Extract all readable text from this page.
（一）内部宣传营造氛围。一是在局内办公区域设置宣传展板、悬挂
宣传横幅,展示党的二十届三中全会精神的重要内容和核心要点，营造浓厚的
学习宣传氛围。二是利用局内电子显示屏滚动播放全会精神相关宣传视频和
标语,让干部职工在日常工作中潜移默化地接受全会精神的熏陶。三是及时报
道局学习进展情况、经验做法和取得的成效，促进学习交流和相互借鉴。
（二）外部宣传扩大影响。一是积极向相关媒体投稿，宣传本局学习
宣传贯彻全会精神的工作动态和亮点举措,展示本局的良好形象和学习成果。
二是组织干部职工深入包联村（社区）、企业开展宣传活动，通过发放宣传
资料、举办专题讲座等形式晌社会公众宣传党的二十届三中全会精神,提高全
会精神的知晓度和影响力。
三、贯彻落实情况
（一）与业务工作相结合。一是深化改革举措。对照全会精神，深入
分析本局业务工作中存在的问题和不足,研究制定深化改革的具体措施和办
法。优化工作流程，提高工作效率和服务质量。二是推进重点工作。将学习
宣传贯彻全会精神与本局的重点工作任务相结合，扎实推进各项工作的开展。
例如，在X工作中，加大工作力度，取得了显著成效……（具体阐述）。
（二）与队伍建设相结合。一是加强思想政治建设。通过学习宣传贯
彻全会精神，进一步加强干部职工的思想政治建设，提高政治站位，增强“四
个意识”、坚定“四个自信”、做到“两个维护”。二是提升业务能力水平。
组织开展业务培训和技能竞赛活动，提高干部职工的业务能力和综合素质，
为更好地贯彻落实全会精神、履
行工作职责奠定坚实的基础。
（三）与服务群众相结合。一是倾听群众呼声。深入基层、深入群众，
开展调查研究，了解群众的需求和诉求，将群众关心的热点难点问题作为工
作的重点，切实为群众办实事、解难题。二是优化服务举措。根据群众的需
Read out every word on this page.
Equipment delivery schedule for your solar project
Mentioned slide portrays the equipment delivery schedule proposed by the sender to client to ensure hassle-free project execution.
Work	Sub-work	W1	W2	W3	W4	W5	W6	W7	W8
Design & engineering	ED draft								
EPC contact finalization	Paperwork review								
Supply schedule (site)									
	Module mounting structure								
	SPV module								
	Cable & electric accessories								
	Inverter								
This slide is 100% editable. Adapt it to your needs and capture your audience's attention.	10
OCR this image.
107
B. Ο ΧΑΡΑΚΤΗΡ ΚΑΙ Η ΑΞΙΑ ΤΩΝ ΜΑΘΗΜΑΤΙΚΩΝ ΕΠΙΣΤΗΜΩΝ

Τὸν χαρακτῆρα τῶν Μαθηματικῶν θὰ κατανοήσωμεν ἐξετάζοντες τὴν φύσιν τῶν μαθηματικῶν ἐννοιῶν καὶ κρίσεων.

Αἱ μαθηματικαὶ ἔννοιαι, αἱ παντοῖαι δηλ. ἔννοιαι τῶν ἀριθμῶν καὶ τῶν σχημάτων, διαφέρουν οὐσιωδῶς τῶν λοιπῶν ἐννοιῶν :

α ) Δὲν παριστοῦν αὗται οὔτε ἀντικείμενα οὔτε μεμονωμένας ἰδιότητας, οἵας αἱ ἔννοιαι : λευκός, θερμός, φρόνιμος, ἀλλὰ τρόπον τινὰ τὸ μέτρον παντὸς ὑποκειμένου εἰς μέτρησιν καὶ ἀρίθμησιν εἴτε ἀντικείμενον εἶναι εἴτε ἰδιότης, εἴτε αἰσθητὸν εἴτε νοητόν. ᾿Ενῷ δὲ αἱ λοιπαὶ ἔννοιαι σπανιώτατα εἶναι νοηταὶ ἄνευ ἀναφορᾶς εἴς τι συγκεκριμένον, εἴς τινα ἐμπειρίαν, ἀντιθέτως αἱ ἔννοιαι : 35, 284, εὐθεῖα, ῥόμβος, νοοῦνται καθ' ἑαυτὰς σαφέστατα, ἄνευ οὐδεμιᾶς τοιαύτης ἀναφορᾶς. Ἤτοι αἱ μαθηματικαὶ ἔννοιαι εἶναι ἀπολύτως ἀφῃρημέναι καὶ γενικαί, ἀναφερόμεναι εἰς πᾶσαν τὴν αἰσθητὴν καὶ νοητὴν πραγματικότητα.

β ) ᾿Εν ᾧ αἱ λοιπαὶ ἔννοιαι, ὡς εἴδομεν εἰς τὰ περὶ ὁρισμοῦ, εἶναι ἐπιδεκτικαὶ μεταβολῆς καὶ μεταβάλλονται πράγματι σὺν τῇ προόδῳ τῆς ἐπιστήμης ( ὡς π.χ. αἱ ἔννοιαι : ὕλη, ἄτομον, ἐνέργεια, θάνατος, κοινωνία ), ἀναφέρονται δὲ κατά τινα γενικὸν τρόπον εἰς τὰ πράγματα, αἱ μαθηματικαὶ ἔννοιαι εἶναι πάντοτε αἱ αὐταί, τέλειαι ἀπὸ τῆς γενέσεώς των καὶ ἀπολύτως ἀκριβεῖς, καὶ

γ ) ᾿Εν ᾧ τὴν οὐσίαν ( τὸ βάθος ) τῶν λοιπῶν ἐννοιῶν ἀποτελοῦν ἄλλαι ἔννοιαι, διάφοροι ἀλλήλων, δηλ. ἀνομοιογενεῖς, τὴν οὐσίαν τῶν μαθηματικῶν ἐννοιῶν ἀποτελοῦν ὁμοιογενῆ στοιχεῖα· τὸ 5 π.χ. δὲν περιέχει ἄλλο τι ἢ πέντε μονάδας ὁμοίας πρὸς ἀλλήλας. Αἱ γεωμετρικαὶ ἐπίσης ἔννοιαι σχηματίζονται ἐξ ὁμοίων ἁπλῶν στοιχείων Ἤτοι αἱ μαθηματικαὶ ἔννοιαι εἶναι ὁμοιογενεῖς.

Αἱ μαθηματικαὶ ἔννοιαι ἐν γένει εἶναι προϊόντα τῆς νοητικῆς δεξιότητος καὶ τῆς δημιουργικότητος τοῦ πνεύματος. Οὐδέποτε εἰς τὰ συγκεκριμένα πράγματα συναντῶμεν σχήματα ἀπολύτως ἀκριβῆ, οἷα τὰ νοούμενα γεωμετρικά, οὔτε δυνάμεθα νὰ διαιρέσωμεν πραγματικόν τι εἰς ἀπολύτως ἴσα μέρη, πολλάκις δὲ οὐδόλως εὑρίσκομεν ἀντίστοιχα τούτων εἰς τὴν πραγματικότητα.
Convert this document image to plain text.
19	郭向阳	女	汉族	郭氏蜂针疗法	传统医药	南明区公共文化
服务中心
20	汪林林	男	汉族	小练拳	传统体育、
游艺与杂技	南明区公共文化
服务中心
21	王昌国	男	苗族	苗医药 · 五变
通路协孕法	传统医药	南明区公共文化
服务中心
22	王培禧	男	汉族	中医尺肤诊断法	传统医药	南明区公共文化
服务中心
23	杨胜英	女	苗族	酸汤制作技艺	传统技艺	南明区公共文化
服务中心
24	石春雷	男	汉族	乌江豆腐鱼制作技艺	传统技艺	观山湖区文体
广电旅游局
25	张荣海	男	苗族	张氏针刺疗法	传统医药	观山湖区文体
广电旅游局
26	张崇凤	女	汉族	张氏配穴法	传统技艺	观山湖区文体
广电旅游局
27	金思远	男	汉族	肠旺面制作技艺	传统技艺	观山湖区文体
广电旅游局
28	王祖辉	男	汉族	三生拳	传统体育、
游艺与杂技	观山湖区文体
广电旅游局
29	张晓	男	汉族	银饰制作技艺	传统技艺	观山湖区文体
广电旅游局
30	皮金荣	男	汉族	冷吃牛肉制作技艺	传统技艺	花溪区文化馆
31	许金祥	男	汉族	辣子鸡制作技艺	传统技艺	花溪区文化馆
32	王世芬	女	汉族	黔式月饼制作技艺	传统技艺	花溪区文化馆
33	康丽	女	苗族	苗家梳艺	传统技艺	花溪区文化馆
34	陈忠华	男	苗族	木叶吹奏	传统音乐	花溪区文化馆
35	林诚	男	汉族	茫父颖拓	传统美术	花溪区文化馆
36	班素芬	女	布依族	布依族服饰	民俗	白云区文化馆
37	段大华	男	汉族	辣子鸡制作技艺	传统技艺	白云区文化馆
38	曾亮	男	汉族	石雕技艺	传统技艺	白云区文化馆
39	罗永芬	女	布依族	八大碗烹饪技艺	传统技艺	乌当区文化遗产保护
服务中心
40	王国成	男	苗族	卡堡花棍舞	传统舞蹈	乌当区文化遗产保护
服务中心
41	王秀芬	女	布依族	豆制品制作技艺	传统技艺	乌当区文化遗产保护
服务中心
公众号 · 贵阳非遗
━━━━━━━━━━━━━━━━
WHAT YOU NEED TO DO
Copy each line from the data above that includes "观山湖区文体".

RESULT FOR THIS TASK
24	石春雷	男	汉族	乌江豆腐鱼制作技艺	传统技艺	观山湖区文体
25	张荣海	男	苗族	张氏针刺疗法	传统医药	观山湖区文体
26	张崇凤	女	汉族	张氏配穴法	传统技艺	观山湖区文体
27	金思远	男	汉族	肠旺面制作技艺	传统技艺	观山湖区文体
游艺与杂技	观山湖区文体
29	张晓	男	汉族	银饰制作技艺	传统技艺	观山湖区文体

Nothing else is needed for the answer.